Reproduce every entry exactly.

» DATA FOR THIS EXERCISE
----------------
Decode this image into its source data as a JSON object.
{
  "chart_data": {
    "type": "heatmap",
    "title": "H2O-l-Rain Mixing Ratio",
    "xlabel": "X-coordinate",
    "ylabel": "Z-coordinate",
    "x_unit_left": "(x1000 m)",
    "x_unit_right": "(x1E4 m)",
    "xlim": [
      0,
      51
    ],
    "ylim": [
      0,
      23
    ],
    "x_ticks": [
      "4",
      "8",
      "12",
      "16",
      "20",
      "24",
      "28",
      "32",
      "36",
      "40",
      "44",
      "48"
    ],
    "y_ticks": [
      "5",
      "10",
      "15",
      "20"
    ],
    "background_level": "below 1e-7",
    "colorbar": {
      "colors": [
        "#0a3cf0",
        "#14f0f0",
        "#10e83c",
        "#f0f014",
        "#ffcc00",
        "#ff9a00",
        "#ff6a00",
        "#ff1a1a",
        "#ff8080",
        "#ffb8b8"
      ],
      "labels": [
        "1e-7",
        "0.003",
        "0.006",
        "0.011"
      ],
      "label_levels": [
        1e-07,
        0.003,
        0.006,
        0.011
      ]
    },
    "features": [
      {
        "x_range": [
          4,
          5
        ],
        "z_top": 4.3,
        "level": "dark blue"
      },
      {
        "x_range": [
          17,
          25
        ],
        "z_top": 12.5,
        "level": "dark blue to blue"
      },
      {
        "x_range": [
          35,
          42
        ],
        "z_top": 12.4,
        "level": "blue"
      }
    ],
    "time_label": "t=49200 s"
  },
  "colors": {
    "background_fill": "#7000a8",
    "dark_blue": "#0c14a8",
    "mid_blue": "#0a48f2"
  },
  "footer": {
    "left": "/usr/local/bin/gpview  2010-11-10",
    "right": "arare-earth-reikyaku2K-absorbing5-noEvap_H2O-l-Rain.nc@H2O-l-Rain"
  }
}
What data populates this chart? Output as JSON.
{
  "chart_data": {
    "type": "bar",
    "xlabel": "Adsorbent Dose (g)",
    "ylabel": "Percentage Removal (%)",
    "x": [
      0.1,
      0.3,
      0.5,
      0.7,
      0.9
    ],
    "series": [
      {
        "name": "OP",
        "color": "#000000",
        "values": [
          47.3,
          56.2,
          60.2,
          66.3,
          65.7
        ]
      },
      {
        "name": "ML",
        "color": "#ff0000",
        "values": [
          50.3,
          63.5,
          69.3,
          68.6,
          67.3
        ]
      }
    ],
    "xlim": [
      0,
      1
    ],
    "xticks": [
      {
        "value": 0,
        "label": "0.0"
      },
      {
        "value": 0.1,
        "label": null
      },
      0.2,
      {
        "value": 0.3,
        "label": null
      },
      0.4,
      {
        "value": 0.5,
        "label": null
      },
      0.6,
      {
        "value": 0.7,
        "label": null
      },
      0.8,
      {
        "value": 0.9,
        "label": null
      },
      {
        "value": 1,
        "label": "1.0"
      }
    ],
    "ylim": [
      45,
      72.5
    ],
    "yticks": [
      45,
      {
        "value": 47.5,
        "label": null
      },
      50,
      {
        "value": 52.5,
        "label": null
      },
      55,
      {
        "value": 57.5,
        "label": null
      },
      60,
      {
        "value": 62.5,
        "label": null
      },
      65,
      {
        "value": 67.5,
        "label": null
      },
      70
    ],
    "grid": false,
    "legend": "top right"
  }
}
----------------
» ANSWER BELOW
Decode this image into its source data as a JSON object.
{
  "chart_data": {
    "type": "heatmap",
    "title": "H2O-l-Rain Mixing Ratio",
    "xlabel": "X-coordinate",
    "ylabel": "Z-coordinate",
    "x_unit_left": "(x1000 m)",
    "x_unit_right": "(x1E4 m)",
    "xlim": [
      0,
      51
    ],
    "ylim": [
      0,
      23
    ],
    "x_ticks": [
      "4",
      "8",
      "12",
      "16",
      "20",
      "24",
      "28",
      "32",
      "36",
      "40",
      "44",
      "48"
    ],
    "y_ticks": [
      "5",
      "10",
      "15",
      "20"
    ],
    "background_level": "below 1e-7",
    "colorbar": {
      "colors": [
        "#0a3cf0",
        "#14f0f0",
        "#10e83c",
        "#f0f014",
        "#ffcc00",
        "#ff9a00",
        "#ff6a00",
        "#ff1a1a",
        "#ff8080",
        "#ffb8b8"
      ],
      "labels": [
        "1e-7",
        "0.003",
        "0.006",
        "0.011"
      ],
      "label_levels": [
        1e-07,
        0.003,
        0.006,
        0.011
      ]
    },
    "features": [
      {
        "x_range": [
          4,
          5
        ],
        "z_top": 4.3,
        "level": "dark blue"
      },
      {
        "x_range": [
          17,
          25
        ],
        "z_top": 12.5,
        "level": "dark blue to blue"
      },
      {
        "x_range": [
          35,
          42
        ],
        "z_top": 12.4,
        "level": "blue"
      }
    ],
    "time_label": "t=49200 s"
  },
  "colors": {
    "background_fill": "#7000a8",
    "dark_blue": "#0c14a8",
    "mid_blue": "#0a48f2"
  },
  "footer": {
    "left": "/usr/local/bin/gpview  2010-11-10",
    "right": "arare-earth-reikyaku2K-absorbing5-noEvap_H2O-l-Rain.nc@H2O-l-Rain"
  }
}
What data populates this chart? Output as JSON.
{
  "chart_data": {
    "type": "bar",
    "xlabel": "Adsorbent Dose (g)",
    "ylabel": "Percentage Removal (%)",
    "x": [
      0.1,
      0.3,
      0.5,
      0.7,
      0.9
    ],
    "series": [
      {
        "name": "OP",
        "color": "#000000",
        "values": [
          47.3,
          56.2,
          60.2,
          66.3,
          65.7
        ]
      },
      {
        "name": "ML",
        "color": "#ff0000",
        "values": [
          50.3,
          63.5,
          69.3,
          68.6,
          67.3
        ]
      }
    ],
    "xlim": [
      0,
      1
    ],
    "xticks": [
      {
        "value": 0,
        "label": "0.0"
      },
      {
        "value": 0.1,
        "label": null
      },
      0.2,
      {
        "value": 0.3,
        "label": null
      },
      0.4,
      {
        "value": 0.5,
        "label": null
      },
      0.6,
      {
        "value": 0.7,
        "label": null
      },
      0.8,
      {
        "value": 0.9,
        "label": null
      },
      {
        "value": 1,
        "label": "1.0"
      }
    ],
    "ylim": [
      45,
      72.5
    ],
    "yticks": [
      45,
      {
        "value": 47.5,
        "label": null
      },
      50,
      {
        "value": 52.5,
        "label": null
      },
      55,
      {
        "value": 57.5,
        "label": null
      },
      60,
      {
        "value": 62.5,
        "label": null
      },
      65,
      {
        "value": 67.5,
        "label": null
      },
      70
    ],
    "grid": false,
    "legend": "top right"
  }
}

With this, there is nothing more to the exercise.